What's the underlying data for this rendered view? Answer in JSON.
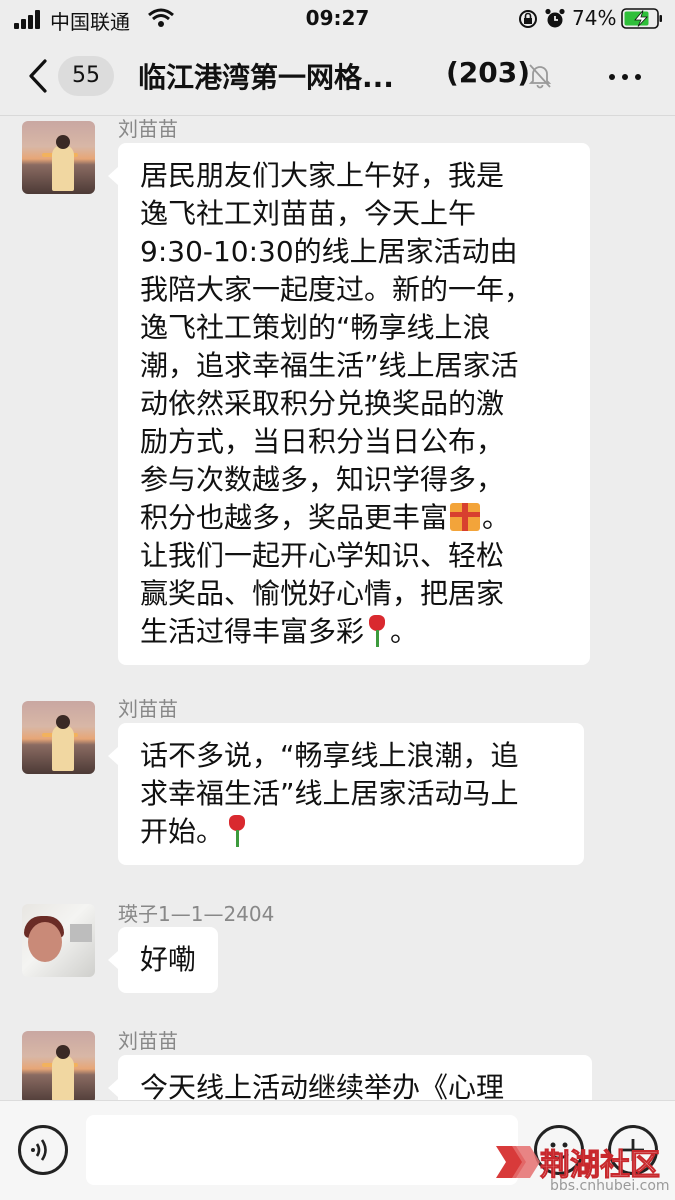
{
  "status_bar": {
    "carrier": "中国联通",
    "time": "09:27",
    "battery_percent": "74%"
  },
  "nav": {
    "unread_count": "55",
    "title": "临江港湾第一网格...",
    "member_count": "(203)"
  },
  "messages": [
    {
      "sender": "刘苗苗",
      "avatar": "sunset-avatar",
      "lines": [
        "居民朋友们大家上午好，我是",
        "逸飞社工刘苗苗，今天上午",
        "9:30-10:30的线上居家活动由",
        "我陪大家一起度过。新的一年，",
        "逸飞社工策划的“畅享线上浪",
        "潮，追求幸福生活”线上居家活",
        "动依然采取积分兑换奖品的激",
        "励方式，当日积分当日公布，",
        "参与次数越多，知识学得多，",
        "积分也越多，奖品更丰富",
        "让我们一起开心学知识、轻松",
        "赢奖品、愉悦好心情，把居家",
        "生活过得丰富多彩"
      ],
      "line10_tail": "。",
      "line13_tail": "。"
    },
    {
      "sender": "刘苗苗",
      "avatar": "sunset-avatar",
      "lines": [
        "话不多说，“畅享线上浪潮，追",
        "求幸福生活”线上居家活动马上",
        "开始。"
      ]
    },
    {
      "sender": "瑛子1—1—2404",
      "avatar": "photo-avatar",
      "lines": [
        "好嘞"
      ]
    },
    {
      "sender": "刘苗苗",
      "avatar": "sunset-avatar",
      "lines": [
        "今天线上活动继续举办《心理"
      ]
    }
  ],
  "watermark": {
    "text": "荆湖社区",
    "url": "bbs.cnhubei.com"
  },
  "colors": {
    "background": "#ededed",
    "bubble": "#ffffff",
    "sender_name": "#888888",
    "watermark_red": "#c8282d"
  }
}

*****

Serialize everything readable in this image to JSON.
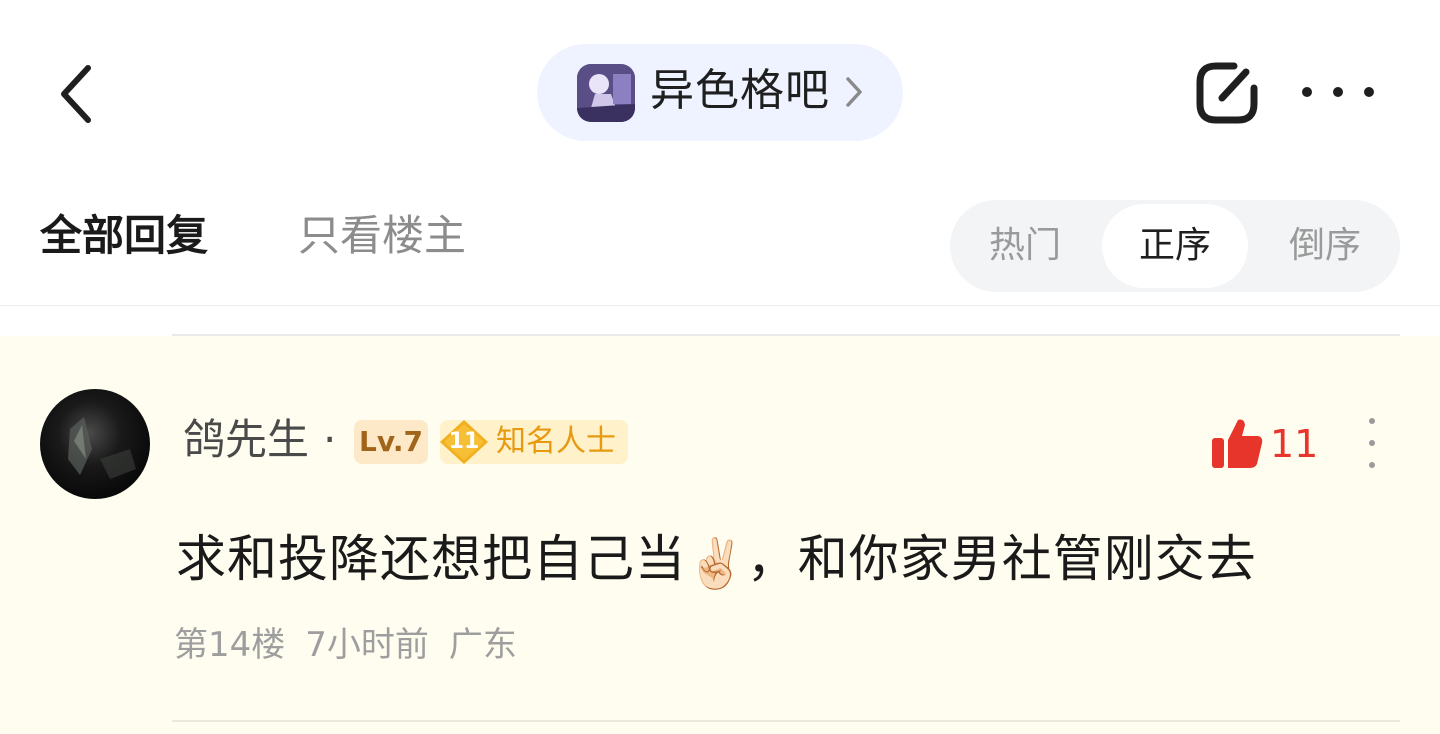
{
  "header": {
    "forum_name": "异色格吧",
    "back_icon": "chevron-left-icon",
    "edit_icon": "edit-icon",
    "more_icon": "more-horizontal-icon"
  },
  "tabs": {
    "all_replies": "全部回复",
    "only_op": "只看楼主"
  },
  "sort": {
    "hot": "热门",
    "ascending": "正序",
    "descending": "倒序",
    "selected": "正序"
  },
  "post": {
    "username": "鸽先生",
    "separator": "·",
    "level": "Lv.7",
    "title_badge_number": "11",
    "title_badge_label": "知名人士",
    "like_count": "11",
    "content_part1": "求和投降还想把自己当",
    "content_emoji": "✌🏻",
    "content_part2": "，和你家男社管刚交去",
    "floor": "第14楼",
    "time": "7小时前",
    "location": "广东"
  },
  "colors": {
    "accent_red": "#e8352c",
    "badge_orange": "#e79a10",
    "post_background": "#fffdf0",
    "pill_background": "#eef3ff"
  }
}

*****

Problem: Scan the material for lines with the word "JSON", and copy each line you find.

Answer in full:
What's the underlying data for this rendered view? Answer in JSON.
Serialize everything readable in this image to JSON.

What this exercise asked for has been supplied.